- _INPUT RECORDS_
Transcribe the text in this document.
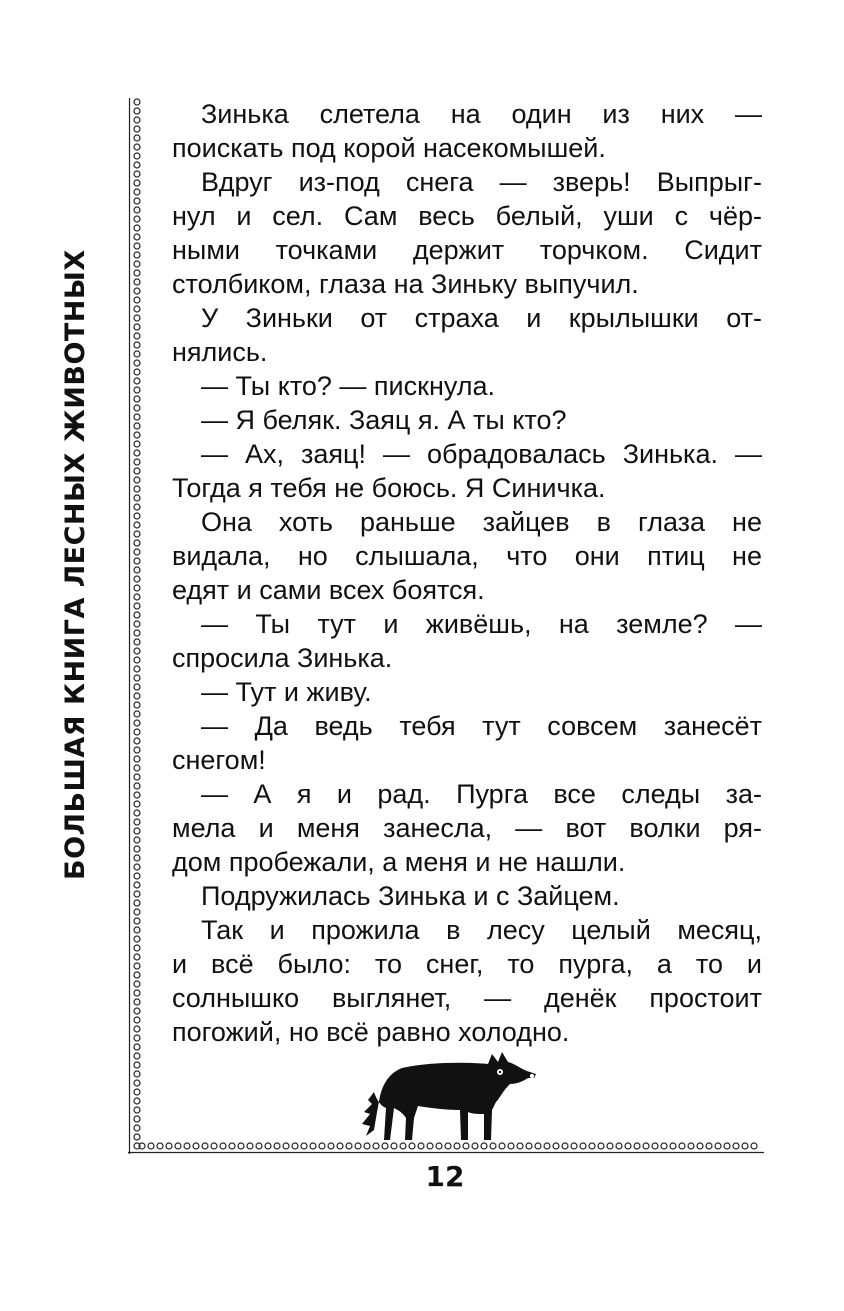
БОЛЬШАЯ КНИГА ЛЕСНЫХ ЖИВОТНЫХ
Зинька слетела на один из них —
поискать под корой насекомышей.
Вдруг из-под снега — зверь! Выпрыг-
нул и сел. Сам весь белый, уши с чёр-
ными точками держит торчком. Сидит
столбиком, глаза на Зиньку выпучил.
У Зиньки от страха и крылышки от-
нялись.
— Ты кто? — пискнула.
— Я беляк. Заяц я. А ты кто?
— Ах, заяц! — обрадовалась Зинька. —
Тогда я тебя не боюсь. Я Синичка.
Она хоть раньше зайцев в глаза не
видала, но слышала, что они птиц не
едят и сами всех боятся.
— Ты тут и живёшь, на земле? —
спросила Зинька.
— Тут и живу.
— Да ведь тебя тут совсем занесёт
снегом!
— А я и рад. Пурга все следы за-
мела и меня занесла, — вот волки ря-
дом пробежали, а меня и не нашли.
Подружилась Зинька и с Зайцем.
Так и прожила в лесу целый месяц,
и всё было: то снег, то пурга, а то и
солнышко выглянет, — денёк простоит
погожий, но всё равно холодно.
12
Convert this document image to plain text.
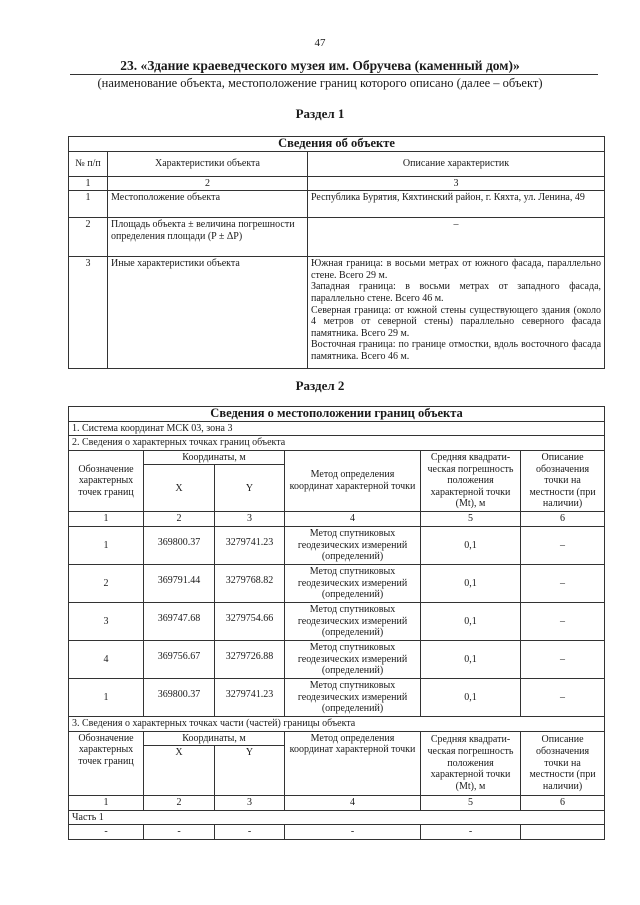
47
23. «Здание краеведческого музея им. Обручева (каменный дом)»
(наименование объекта, местоположение границ которого описано (далее – объект)
Раздел 1
Сведения об объекте		
№ п/п	Характеристики объекта	Описание характеристик
1	2	3
1	Местоположение объекта	Республика Бурятия, Кяхтинский район, г. Кяхта, ул. Ленина, 49

2	Площадь объекта ± величина погрешности определения площади (P ± ΔP)	–

3	Иные характеристики объекта	Южная граница: в восьми метрах от южного фасада, параллельно стене. Всего 29 м.
Западная граница: в восьми метрах от западного фасада, параллельно стене. Всего 46 м.
Северная граница: от южной стены существующего здания (около 4 метров от северной стены) параллельно северного фасада памятника. Всего 29 м.
Восточная граница: по границе отмостки, вдоль восточного фасада памятника. Всего 46 м.
Раздел 2
Сведения о местоположении границ объекта					
1. Система координат МСК 03, зона 3					
2. Сведения о характерных точках границ объекта					
Обозначение характерных точек границ	Координаты, м		Метод определения координат характерной точки	Средняя квадрати-ческая погрешность положения характерной точки (Mt), м	Описание обозначения точки на местности (при наличии)
	X	Y			
1	2	3	4	5	6
1	369800.37	3279741.23	Метод спутниковых геодезических измерений (определений)	0,1	–
2	369791.44	3279768.82	Метод спутниковых геодезических измерений (определений)	0,1	–
3	369747.68	3279754.66	Метод спутниковых геодезических измерений (определений)	0,1	–
4	369756.67	3279726.88	Метод спутниковых геодезических измерений (определений)	0,1	–
1	369800.37	3279741.23	Метод спутниковых геодезических измерений (определений)	0,1	–
3. Сведения о характерных точках части (частей) границы объекта					
Обозначение характерных точек границ	Координаты, м		Метод определения координат характерной точки	Средняя квадрати-ческая погрешность положения характерной точки (Mt), м	Описание обозначения точки на местности (при наличии)
	X	Y			
1	2	3	4	5	6
Часть 1					
-	-	-	-	-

- _WRITTEN REQUEST_
The records above are to be restated exactly, without their pictures.

- _ANSWER TO THE PROBLEM_
Transcribe the text in this document.
БОЛЬШАЯ КНИГА ЛЕСНЫХ ЖИВОТНЫХ
Зинька слетела на один из них —
поискать под корой насекомышей.
Вдруг из-под снега — зверь! Выпрыг-
нул и сел. Сам весь белый, уши с чёр-
ными точками держит торчком. Сидит
столбиком, глаза на Зиньку выпучил.
У Зиньки от страха и крылышки от-
нялись.
— Ты кто? — пискнула.
— Я беляк. Заяц я. А ты кто?
— Ах, заяц! — обрадовалась Зинька. —
Тогда я тебя не боюсь. Я Синичка.
Она хоть раньше зайцев в глаза не
видала, но слышала, что они птиц не
едят и сами всех боятся.
— Ты тут и живёшь, на земле? —
спросила Зинька.
— Тут и живу.
— Да ведь тебя тут совсем занесёт
снегом!
— А я и рад. Пурга все следы за-
мела и меня занесла, — вот волки ря-
дом пробежали, а меня и не нашли.
Подружилась Зинька и с Зайцем.
Так и прожила в лесу целый месяц,
и всё было: то снег, то пурга, а то и
солнышко выглянет, — денёк простоит
погожий, но всё равно холодно.
12
Convert this document image to plain text.
47
23. «Здание краеведческого музея им. Обручева (каменный дом)»
(наименование объекта, местоположение границ которого описано (далее – объект)
Раздел 1
Сведения об объекте		
№ п/п	Характеристики объекта	Описание характеристик
1	2	3
1	Местоположение объекта	Республика Бурятия, Кяхтинский район, г. Кяхта, ул. Ленина, 49

2	Площадь объекта ± величина погрешности определения площади (P ± ΔP)	–

3	Иные характеристики объекта	Южная граница: в восьми метрах от южного фасада, параллельно стене. Всего 29 м.
Западная граница: в восьми метрах от западного фасада, параллельно стене. Всего 46 м.
Северная граница: от южной стены существующего здания (около 4 метров от северной стены) параллельно северного фасада памятника. Всего 29 м.
Восточная граница: по границе отмостки, вдоль восточного фасада памятника. Всего 46 м.
Раздел 2
Сведения о местоположении границ объекта					
1. Система координат МСК 03, зона 3					
2. Сведения о характерных точках границ объекта					
Обозначение характерных точек границ	Координаты, м		Метод определения координат характерной точки	Средняя квадрати-ческая погрешность положения характерной точки (Mt), м	Описание обозначения точки на местности (при наличии)
	X	Y			
1	2	3	4	5	6
1	369800.37	3279741.23	Метод спутниковых геодезических измерений (определений)	0,1	–
2	369791.44	3279768.82	Метод спутниковых геодезических измерений (определений)	0,1	–
3	369747.68	3279754.66	Метод спутниковых геодезических измерений (определений)	0,1	–
4	369756.67	3279726.88	Метод спутниковых геодезических измерений (определений)	0,1	–
1	369800.37	3279741.23	Метод спутниковых геодезических измерений (определений)	0,1	–
3. Сведения о характерных точках части (частей) границы объекта					
Обозначение характерных точек границ	Координаты, м		Метод определения координат характерной точки	Средняя квадрати-ческая погрешность положения характерной точки (Mt), м	Описание обозначения точки на местности (при наличии)
	X	Y			
1	2	3	4	5	6
Часть 1					
-	-	-	-	-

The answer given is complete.